[Extracted data entries]

— START —

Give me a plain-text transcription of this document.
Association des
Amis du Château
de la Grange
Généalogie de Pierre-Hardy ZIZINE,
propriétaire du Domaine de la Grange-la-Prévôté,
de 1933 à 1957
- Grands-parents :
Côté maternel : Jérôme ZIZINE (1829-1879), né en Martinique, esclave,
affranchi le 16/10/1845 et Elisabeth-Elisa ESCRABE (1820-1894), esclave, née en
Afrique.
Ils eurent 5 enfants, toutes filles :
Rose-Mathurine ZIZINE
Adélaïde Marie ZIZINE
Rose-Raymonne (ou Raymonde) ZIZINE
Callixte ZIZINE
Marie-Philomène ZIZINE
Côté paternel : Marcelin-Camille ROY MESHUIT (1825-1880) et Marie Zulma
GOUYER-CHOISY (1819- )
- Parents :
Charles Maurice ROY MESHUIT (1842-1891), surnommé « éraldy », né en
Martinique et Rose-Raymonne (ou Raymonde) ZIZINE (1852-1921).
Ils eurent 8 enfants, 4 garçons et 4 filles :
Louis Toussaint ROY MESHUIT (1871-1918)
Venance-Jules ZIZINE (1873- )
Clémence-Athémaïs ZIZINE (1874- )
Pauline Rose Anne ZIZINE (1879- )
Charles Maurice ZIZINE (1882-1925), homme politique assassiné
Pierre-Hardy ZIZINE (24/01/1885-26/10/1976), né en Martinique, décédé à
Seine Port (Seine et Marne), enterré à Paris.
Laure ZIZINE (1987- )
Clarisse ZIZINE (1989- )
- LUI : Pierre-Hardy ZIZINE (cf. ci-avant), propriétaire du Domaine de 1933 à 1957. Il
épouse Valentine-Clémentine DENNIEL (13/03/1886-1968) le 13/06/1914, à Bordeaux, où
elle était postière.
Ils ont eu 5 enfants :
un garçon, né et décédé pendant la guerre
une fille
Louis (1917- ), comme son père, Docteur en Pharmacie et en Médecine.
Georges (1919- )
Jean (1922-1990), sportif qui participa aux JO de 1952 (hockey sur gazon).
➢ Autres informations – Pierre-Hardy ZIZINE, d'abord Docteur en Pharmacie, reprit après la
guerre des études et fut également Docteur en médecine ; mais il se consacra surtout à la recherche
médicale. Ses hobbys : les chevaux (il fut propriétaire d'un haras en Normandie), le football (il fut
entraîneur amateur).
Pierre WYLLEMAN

— END —

GIVEN PROBLEM —
Using the listing above, reproduce each line without omission.

SOLUTION TO THE PROBLEM —
Give me a plain-text transcription of this document.
Association des
Amis du Château
de la Grange
Généalogie de Pierre-Hardy ZIZINE,
propriétaire du Domaine de la Grange-la-Prévôté,
de 1933 à 1957
- Grands-parents :
Côté maternel : Jérôme ZIZINE (1829-1879), né en Martinique, esclave,
affranchi le 16/10/1845 et Elisabeth-Elisa ESCRABE (1820-1894), esclave, née en
Afrique.
Ils eurent 5 enfants, toutes filles :
Rose-Mathurine ZIZINE
Adélaïde Marie ZIZINE
Rose-Raymonne (ou Raymonde) ZIZINE
Callixte ZIZINE
Marie-Philomène ZIZINE
Côté paternel : Marcelin-Camille ROY MESHUIT (1825-1880) et Marie Zulma
GOUYER-CHOISY (1819- )
- Parents :
Charles Maurice ROY MESHUIT (1842-1891), surnommé « éraldy », né en
Martinique et Rose-Raymonne (ou Raymonde) ZIZINE (1852-1921).
Ils eurent 8 enfants, 4 garçons et 4 filles :
Louis Toussaint ROY MESHUIT (1871-1918)
Venance-Jules ZIZINE (1873- )
Clémence-Athémaïs ZIZINE (1874- )
Pauline Rose Anne ZIZINE (1879- )
Charles Maurice ZIZINE (1882-1925), homme politique assassiné
Pierre-Hardy ZIZINE (24/01/1885-26/10/1976), né en Martinique, décédé à
Seine Port (Seine et Marne), enterré à Paris.
Laure ZIZINE (1987- )
Clarisse ZIZINE (1989- )
- LUI : Pierre-Hardy ZIZINE (cf. ci-avant), propriétaire du Domaine de 1933 à 1957. Il
épouse Valentine-Clémentine DENNIEL (13/03/1886-1968) le 13/06/1914, à Bordeaux, où
elle était postière.
Ils ont eu 5 enfants :
un garçon, né et décédé pendant la guerre
une fille
Louis (1917- ), comme son père, Docteur en Pharmacie et en Médecine.
Georges (1919- )
Jean (1922-1990), sportif qui participa aux JO de 1952 (hockey sur gazon).
➢ Autres informations – Pierre-Hardy ZIZINE, d'abord Docteur en Pharmacie, reprit après la
guerre des études et fut également Docteur en médecine ; mais il se consacra surtout à la recherche
médicale. Ses hobbys : les chevaux (il fut propriétaire d'un haras en Normandie), le football (il fut
entraîneur amateur).
Pierre WYLLEMAN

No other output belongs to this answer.